_Exercise task_
Examine the entries and show every line in which the word "content" is found.

-- Start Source data --

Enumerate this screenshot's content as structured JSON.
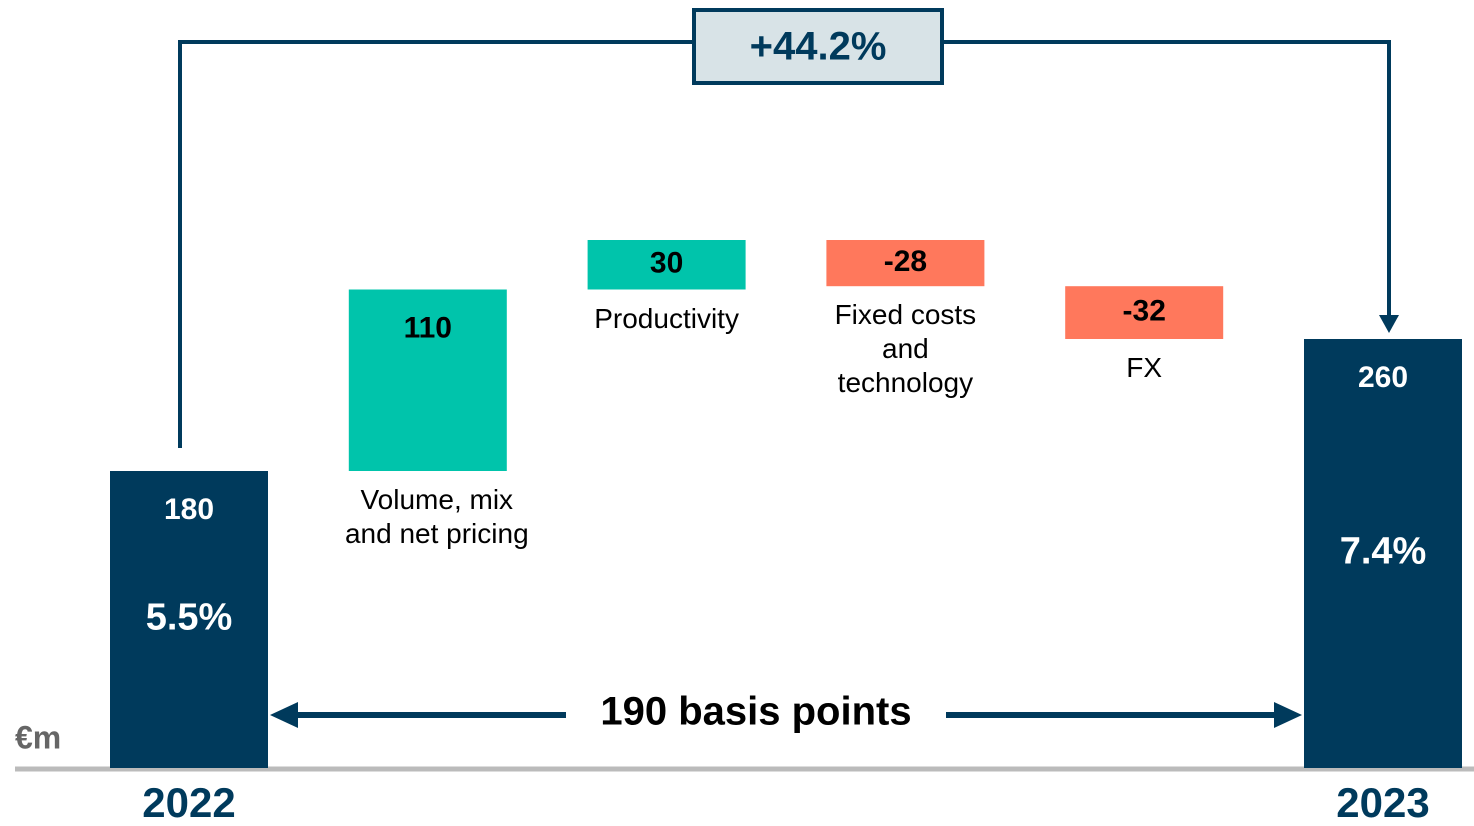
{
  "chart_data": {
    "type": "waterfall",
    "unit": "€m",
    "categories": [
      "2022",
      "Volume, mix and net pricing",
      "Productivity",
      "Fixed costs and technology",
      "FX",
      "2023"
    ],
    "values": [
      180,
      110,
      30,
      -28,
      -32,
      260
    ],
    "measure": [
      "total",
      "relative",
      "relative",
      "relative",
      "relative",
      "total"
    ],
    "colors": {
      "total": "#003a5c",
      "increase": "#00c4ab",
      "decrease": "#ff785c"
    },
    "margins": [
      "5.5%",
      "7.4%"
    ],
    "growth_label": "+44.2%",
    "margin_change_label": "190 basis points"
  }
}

-- End Source data --
-- Start Source data --

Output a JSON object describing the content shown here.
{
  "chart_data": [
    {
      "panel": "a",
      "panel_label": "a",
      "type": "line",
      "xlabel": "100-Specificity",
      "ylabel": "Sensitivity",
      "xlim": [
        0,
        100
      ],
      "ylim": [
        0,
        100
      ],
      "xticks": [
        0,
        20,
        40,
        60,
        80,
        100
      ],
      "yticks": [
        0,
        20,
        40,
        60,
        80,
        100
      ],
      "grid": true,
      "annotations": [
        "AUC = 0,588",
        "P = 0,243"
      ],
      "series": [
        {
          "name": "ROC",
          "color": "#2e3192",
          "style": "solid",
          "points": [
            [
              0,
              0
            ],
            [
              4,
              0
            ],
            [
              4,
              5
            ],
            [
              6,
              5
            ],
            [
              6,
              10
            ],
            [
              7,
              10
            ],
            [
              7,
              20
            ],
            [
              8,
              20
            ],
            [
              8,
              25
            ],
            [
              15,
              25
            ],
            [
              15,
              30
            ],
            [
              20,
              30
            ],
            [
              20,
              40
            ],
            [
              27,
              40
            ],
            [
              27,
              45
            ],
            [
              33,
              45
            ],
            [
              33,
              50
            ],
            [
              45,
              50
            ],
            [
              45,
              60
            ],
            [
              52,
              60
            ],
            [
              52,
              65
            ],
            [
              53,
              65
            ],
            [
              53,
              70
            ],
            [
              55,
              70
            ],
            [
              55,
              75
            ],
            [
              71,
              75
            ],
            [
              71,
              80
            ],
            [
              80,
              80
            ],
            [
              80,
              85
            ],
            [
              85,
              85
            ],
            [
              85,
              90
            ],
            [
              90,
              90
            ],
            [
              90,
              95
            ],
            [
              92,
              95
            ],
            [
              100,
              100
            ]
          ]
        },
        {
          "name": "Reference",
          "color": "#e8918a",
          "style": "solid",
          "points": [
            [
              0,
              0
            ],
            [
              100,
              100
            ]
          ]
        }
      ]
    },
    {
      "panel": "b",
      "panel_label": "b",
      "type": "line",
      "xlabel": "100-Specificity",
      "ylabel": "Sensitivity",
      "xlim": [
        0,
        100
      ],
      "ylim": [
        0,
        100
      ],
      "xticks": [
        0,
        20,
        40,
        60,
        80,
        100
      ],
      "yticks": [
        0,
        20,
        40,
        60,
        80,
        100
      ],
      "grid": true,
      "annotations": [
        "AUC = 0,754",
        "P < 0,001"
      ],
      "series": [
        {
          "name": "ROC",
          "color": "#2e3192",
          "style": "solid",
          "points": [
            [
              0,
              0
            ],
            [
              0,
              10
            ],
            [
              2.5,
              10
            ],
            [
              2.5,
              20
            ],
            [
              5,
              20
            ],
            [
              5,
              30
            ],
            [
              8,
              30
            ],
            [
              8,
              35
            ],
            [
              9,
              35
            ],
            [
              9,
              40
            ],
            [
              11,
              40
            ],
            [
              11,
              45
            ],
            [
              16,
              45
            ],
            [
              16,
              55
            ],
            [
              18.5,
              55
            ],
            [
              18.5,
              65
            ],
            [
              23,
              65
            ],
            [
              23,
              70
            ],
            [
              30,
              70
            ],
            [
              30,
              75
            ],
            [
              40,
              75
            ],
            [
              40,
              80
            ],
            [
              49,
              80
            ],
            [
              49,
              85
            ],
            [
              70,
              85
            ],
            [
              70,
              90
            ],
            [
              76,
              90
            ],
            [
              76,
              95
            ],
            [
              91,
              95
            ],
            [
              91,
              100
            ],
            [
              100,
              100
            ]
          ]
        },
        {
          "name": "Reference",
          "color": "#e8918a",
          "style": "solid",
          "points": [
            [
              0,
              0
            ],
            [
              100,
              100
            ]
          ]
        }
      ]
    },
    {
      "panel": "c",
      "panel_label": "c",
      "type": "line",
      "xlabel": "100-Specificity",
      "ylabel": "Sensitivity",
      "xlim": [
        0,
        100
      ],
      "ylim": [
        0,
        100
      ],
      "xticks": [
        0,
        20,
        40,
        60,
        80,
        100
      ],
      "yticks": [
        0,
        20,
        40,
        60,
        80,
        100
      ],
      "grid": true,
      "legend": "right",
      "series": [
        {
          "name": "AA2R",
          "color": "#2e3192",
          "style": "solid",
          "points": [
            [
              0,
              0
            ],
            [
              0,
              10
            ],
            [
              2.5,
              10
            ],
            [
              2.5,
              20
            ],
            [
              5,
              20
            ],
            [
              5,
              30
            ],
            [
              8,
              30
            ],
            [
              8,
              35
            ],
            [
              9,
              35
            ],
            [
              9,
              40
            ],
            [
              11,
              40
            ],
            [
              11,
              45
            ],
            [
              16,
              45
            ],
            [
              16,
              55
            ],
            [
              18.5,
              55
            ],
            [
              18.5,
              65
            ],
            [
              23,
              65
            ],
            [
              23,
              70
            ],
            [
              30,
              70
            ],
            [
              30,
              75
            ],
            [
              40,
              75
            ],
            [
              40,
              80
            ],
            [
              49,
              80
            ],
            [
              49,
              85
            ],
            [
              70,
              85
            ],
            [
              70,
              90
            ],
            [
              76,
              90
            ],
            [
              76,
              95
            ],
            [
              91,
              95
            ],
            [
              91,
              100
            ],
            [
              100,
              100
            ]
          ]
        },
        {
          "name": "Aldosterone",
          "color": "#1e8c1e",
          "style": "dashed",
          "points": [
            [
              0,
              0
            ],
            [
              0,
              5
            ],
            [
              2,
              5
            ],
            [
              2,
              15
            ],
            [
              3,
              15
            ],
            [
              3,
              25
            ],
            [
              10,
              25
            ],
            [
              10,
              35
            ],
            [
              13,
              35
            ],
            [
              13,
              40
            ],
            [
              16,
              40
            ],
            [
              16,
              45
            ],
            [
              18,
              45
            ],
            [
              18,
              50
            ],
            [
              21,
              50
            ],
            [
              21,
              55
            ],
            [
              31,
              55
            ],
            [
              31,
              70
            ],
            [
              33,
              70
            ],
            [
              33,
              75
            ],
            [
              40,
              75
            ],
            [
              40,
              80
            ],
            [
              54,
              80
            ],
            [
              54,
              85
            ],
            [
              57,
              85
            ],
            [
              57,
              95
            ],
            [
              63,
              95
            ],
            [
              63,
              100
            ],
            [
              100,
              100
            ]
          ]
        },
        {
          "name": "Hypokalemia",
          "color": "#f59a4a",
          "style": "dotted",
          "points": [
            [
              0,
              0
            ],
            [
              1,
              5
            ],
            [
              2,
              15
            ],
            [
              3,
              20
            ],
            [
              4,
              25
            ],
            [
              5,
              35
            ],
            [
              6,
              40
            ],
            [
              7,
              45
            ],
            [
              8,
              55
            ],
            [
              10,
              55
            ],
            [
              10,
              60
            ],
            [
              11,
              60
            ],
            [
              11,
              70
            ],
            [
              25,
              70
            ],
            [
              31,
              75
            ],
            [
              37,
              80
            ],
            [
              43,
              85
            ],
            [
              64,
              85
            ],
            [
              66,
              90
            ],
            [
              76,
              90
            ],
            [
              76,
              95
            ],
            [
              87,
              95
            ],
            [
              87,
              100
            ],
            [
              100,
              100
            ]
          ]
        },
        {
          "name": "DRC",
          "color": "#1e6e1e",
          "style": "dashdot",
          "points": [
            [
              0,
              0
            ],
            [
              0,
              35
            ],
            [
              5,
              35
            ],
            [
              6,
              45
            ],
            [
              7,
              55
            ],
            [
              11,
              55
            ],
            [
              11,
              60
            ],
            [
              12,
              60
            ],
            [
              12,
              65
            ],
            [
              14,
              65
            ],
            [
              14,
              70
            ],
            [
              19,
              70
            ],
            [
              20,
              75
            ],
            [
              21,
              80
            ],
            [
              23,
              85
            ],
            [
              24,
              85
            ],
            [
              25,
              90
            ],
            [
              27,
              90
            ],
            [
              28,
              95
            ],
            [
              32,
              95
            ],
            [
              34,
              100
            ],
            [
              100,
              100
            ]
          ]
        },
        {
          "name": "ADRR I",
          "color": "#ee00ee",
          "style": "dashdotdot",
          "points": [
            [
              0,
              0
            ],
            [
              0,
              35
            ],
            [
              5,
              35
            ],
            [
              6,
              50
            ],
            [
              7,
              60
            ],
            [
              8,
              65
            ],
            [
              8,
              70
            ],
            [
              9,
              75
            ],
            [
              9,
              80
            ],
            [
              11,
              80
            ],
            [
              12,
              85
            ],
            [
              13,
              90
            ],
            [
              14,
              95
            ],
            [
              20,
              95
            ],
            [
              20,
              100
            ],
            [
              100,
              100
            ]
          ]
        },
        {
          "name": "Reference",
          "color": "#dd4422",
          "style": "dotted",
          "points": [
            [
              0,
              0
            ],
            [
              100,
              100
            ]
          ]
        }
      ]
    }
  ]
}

-- End Source data --

_Output below_
Enumerate this screenshot's content as structured JSON.
Output a JSON object describing the content shown here.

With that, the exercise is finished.